## BEGIN Provided material

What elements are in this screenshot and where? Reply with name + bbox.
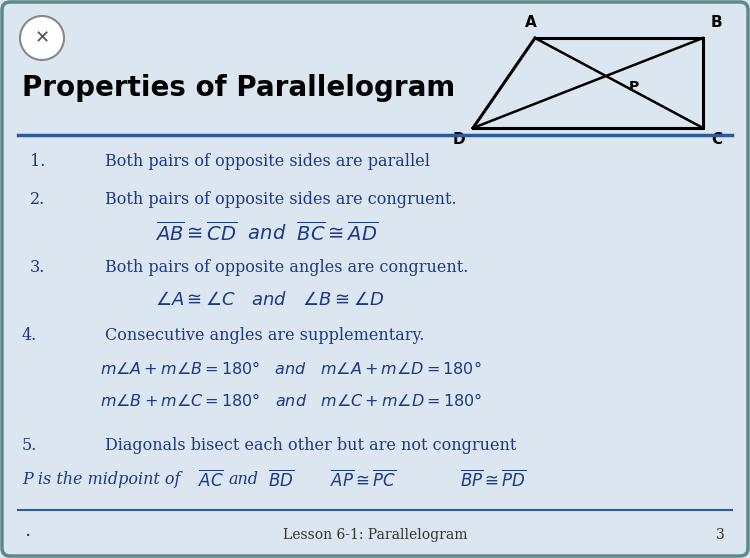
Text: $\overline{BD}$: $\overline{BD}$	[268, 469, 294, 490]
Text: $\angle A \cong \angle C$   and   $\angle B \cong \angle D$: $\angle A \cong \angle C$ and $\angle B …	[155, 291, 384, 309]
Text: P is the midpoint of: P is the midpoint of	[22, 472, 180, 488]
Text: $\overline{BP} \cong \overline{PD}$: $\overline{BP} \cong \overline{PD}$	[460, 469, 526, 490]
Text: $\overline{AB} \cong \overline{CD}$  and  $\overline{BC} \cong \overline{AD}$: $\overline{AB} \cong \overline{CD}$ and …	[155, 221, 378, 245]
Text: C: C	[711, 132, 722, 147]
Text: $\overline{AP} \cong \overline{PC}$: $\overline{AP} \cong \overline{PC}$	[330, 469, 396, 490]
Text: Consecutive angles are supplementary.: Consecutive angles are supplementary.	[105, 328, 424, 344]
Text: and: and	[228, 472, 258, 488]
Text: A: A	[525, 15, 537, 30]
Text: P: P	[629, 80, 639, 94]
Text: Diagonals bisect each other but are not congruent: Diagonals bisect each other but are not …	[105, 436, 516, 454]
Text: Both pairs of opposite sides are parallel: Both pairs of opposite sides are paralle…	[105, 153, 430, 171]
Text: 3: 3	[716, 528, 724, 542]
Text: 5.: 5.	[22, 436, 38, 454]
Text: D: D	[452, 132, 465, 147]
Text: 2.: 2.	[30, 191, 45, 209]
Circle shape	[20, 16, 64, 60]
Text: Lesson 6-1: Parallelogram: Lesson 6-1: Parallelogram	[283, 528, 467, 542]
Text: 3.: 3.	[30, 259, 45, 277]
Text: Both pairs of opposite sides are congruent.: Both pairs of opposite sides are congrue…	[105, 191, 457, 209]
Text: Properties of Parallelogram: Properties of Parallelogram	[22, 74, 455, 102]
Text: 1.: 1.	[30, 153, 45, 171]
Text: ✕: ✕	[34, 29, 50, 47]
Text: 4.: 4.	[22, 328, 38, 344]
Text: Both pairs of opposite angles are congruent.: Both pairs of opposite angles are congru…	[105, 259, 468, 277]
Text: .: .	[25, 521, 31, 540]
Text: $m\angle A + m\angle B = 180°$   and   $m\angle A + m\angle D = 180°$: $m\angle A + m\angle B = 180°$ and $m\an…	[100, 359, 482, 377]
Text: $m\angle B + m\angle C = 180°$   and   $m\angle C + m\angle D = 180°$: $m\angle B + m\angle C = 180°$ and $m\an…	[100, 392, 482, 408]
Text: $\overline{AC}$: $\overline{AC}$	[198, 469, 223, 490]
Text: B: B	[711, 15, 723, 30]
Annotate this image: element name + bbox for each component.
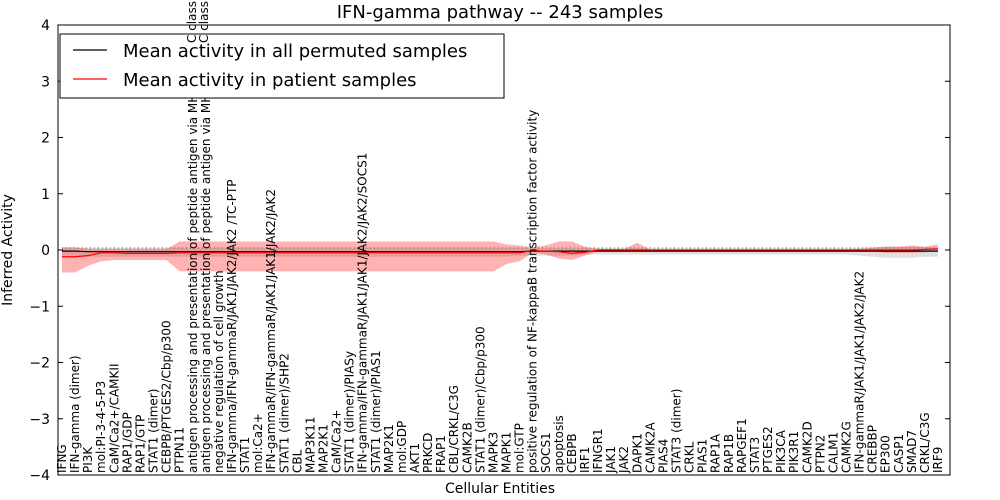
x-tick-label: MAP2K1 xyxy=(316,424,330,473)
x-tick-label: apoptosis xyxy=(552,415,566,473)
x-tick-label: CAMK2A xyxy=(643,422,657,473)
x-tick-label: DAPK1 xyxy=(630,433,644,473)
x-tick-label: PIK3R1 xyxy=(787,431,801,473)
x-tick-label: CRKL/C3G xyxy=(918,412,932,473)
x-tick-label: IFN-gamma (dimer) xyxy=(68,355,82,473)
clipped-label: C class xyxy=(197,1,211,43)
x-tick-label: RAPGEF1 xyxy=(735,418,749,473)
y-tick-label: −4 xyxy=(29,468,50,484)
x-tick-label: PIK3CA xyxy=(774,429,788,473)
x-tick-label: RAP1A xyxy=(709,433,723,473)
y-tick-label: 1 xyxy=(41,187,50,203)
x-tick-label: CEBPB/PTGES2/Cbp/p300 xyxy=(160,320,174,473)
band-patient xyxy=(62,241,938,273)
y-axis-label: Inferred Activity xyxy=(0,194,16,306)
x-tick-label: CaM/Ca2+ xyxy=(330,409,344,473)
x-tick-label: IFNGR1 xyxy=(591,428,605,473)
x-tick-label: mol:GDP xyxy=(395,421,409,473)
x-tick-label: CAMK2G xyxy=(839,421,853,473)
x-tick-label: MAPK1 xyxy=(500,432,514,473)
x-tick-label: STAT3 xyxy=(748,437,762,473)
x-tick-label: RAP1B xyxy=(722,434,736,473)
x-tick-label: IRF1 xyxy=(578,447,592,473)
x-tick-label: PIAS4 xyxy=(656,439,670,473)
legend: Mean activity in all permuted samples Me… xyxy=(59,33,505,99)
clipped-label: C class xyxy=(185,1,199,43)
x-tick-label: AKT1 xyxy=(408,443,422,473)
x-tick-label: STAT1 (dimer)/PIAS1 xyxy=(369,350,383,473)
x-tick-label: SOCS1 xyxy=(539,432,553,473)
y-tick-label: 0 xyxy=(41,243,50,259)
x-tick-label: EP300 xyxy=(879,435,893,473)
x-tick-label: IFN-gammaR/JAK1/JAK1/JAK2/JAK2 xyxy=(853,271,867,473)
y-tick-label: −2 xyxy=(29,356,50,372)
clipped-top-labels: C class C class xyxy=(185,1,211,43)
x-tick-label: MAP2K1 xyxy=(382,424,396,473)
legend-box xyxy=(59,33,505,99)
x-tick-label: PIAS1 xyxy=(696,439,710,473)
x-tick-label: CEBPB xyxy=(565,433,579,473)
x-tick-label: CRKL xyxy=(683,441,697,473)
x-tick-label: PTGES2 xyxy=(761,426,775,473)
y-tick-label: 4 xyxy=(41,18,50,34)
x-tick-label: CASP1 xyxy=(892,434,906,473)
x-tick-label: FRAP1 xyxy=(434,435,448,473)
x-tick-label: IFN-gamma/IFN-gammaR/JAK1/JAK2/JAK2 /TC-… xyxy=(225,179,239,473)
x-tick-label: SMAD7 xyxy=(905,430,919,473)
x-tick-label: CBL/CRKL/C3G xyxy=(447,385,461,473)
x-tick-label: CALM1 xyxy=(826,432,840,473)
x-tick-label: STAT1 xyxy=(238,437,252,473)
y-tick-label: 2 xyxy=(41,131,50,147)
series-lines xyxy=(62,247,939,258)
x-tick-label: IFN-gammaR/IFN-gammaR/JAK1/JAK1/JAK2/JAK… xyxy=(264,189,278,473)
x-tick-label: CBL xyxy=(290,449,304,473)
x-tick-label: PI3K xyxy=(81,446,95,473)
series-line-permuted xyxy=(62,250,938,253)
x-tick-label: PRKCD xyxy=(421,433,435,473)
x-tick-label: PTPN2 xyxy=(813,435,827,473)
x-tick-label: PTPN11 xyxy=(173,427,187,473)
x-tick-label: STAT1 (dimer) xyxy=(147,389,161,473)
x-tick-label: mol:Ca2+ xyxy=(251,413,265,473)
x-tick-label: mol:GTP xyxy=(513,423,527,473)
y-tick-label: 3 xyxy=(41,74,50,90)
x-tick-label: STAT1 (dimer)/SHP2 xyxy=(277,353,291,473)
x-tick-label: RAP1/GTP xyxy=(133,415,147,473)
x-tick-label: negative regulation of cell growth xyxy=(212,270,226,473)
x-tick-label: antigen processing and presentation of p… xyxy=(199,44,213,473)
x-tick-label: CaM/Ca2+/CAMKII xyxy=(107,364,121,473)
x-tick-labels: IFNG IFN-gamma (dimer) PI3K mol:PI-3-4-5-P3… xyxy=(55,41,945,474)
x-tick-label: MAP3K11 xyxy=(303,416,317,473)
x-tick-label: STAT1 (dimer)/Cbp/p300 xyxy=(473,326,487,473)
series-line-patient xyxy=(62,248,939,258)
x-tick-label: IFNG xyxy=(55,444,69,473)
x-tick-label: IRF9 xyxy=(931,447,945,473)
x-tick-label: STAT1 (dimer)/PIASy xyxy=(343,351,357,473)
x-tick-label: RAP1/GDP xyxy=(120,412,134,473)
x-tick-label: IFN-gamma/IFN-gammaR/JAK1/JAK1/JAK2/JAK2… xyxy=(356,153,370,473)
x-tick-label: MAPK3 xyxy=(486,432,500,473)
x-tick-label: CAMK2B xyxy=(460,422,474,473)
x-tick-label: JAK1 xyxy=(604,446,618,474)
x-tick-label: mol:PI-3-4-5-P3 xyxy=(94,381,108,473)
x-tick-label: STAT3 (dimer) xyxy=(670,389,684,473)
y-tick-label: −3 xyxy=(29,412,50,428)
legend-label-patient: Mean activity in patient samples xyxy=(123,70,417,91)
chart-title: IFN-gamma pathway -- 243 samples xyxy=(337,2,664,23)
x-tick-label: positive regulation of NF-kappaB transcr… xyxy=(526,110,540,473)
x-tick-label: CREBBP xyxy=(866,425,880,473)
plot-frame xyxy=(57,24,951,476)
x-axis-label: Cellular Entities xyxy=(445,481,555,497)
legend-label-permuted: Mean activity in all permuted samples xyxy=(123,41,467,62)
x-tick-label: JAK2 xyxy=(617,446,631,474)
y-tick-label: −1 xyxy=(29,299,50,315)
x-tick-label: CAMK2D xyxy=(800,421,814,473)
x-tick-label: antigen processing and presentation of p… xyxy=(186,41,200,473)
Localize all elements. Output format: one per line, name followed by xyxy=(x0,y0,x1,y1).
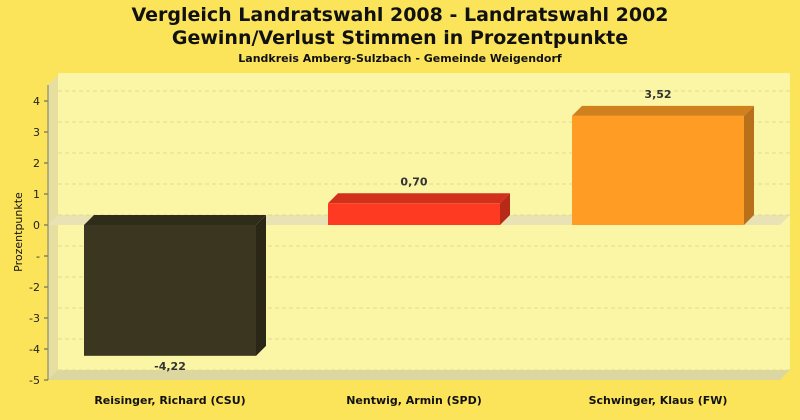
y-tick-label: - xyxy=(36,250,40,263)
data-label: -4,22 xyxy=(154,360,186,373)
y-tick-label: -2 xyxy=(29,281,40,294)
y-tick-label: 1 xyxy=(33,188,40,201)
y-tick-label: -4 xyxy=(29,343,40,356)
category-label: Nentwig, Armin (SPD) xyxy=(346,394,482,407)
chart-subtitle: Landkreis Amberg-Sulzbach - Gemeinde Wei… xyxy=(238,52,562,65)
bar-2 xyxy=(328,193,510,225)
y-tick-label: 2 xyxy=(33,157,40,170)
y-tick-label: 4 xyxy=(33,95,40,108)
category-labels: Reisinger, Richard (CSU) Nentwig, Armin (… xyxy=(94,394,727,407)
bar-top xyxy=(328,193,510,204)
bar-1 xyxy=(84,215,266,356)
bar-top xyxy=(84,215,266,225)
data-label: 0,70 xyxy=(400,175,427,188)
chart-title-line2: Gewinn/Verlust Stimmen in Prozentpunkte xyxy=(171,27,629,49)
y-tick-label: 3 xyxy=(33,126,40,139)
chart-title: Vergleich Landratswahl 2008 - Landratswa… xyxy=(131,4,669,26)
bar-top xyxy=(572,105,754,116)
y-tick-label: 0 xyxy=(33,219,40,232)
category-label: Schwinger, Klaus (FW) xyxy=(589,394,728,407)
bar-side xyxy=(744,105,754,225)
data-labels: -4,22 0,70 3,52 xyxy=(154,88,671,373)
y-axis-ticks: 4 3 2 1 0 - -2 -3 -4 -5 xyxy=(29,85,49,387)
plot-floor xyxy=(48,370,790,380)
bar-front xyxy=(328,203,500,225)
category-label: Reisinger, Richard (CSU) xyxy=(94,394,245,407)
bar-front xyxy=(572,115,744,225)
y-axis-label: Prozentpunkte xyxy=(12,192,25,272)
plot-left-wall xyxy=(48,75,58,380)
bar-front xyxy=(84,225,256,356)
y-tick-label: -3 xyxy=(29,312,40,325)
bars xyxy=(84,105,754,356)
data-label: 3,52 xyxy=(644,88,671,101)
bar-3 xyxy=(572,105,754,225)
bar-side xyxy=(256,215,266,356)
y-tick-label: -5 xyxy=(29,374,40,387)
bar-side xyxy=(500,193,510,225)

## END Provided material

**Exercise**
Copy out the lines again as they appear, beginning with the line that contains "y-tick-label: - xyxy=(36,250,40,263)" and continuing through the line that contains "bar-side xyxy=(744,105,754,225)", with both of those lines included.

**The solution**
y-tick-label: - xyxy=(36,250,40,263)
data-label: -4,22 xyxy=(154,360,186,373)
y-tick-label: -2 xyxy=(29,281,40,294)
y-tick-label: 1 xyxy=(33,188,40,201)
y-tick-label: -4 xyxy=(29,343,40,356)
category-label: Nentwig, Armin (SPD) xyxy=(346,394,482,407)
chart-subtitle: Landkreis Amberg-Sulzbach - Gemeinde Wei… xyxy=(238,52,562,65)
bar-2 xyxy=(328,193,510,225)
y-tick-label: 2 xyxy=(33,157,40,170)
y-tick-label: 4 xyxy=(33,95,40,108)
category-labels: Reisinger, Richard (CSU) Nentwig, Armin (… xyxy=(94,394,727,407)
bar-top xyxy=(328,193,510,204)
bar-1 xyxy=(84,215,266,356)
bar-top xyxy=(84,215,266,225)
data-label: 0,70 xyxy=(400,175,427,188)
chart-title-line2: Gewinn/Verlust Stimmen in Prozentpunkte xyxy=(171,27,629,49)
y-tick-label: 3 xyxy=(33,126,40,139)
chart-title: Vergleich Landratswahl 2008 - Landratswa… xyxy=(131,4,669,26)
bar-top xyxy=(572,105,754,116)
y-tick-label: 0 xyxy=(33,219,40,232)
category-label: Schwinger, Klaus (FW) xyxy=(589,394,728,407)
bar-side xyxy=(744,105,754,225)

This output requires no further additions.